* **What you should do**
What number of lines contain the word "angezeigt"? Reply with the number and nothing else.
— START Provided data —
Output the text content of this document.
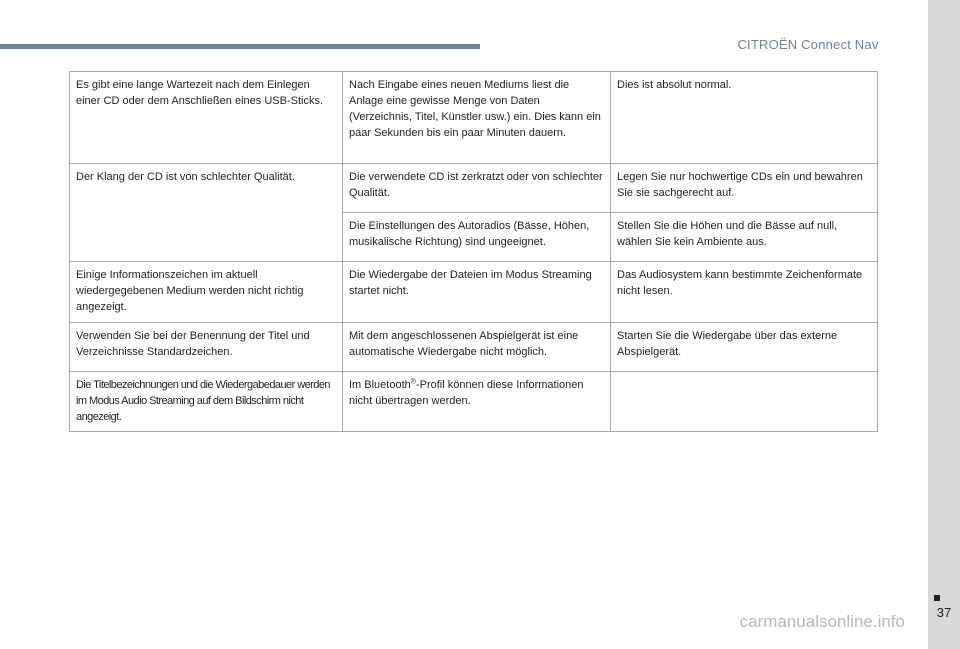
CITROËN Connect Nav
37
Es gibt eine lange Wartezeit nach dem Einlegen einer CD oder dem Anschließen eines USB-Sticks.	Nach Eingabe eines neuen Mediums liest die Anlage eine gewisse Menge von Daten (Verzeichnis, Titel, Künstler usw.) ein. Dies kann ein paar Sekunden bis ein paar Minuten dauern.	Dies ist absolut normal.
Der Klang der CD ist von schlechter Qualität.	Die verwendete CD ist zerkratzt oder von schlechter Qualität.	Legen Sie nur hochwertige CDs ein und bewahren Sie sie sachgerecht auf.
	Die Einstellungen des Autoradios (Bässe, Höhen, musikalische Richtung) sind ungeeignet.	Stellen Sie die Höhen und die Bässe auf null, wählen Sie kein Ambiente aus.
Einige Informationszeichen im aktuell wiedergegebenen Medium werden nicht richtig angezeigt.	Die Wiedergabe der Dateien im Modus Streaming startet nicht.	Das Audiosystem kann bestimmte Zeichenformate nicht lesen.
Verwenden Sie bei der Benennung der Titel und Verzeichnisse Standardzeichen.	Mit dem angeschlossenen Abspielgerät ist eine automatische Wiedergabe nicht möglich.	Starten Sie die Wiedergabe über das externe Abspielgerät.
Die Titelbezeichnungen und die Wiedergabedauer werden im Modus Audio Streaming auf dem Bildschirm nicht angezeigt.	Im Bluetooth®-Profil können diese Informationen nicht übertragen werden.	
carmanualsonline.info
— END Provided data —
* **Written solution**
2